WRITTEN REQUEST: Write the data out again in full, with no departure from the original.

THE INPUT:
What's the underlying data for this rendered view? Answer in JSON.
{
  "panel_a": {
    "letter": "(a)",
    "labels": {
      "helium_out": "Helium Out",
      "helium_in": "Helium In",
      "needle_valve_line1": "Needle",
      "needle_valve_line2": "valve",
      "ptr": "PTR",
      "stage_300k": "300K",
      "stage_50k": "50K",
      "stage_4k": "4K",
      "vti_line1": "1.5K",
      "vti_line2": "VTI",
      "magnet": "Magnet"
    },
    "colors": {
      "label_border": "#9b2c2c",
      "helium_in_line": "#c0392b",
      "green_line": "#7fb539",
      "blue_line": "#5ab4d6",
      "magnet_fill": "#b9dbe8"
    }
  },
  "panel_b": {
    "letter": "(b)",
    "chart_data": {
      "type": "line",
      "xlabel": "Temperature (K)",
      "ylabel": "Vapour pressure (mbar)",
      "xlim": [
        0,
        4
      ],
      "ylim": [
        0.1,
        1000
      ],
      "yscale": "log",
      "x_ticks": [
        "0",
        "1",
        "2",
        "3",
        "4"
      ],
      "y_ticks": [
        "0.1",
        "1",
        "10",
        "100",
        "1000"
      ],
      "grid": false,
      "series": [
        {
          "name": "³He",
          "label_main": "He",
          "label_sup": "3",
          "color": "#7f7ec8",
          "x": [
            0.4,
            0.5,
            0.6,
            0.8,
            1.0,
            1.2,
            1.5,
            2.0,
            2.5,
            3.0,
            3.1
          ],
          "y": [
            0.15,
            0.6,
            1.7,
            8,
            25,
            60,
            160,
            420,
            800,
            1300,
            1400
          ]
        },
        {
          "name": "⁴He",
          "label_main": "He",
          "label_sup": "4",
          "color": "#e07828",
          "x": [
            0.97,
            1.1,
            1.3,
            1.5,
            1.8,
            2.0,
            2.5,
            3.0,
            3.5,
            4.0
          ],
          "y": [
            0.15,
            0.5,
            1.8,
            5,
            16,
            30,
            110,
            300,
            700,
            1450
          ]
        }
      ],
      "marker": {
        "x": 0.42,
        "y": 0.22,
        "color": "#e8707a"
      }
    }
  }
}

THE COMPLETED TASK:
What's the underlying data for this rendered view? Answer in JSON.
{
  "panel_a": {
    "letter": "(a)",
    "labels": {
      "helium_out": "Helium Out",
      "helium_in": "Helium In",
      "needle_valve_line1": "Needle",
      "needle_valve_line2": "valve",
      "ptr": "PTR",
      "stage_300k": "300K",
      "stage_50k": "50K",
      "stage_4k": "4K",
      "vti_line1": "1.5K",
      "vti_line2": "VTI",
      "magnet": "Magnet"
    },
    "colors": {
      "label_border": "#9b2c2c",
      "helium_in_line": "#c0392b",
      "green_line": "#7fb539",
      "blue_line": "#5ab4d6",
      "magnet_fill": "#b9dbe8"
    }
  },
  "panel_b": {
    "letter": "(b)",
    "chart_data": {
      "type": "line",
      "xlabel": "Temperature (K)",
      "ylabel": "Vapour pressure (mbar)",
      "xlim": [
        0,
        4
      ],
      "ylim": [
        0.1,
        1000
      ],
      "yscale": "log",
      "x_ticks": [
        "0",
        "1",
        "2",
        "3",
        "4"
      ],
      "y_ticks": [
        "0.1",
        "1",
        "10",
        "100",
        "1000"
      ],
      "grid": false,
      "series": [
        {
          "name": "³He",
          "label_main": "He",
          "label_sup": "3",
          "color": "#7f7ec8",
          "x": [
            0.4,
            0.5,
            0.6,
            0.8,
            1.0,
            1.2,
            1.5,
            2.0,
            2.5,
            3.0,
            3.1
          ],
          "y": [
            0.15,
            0.6,
            1.7,
            8,
            25,
            60,
            160,
            420,
            800,
            1300,
            1400
          ]
        },
        {
          "name": "⁴He",
          "label_main": "He",
          "label_sup": "4",
          "color": "#e07828",
          "x": [
            0.97,
            1.1,
            1.3,
            1.5,
            1.8,
            2.0,
            2.5,
            3.0,
            3.5,
            4.0
          ],
          "y": [
            0.15,
            0.5,
            1.8,
            5,
            16,
            30,
            110,
            300,
            700,
            1450
          ]
        }
      ],
      "marker": {
        "x": 0.42,
        "y": 0.22,
        "color": "#e8707a"
      }
    }
  }
}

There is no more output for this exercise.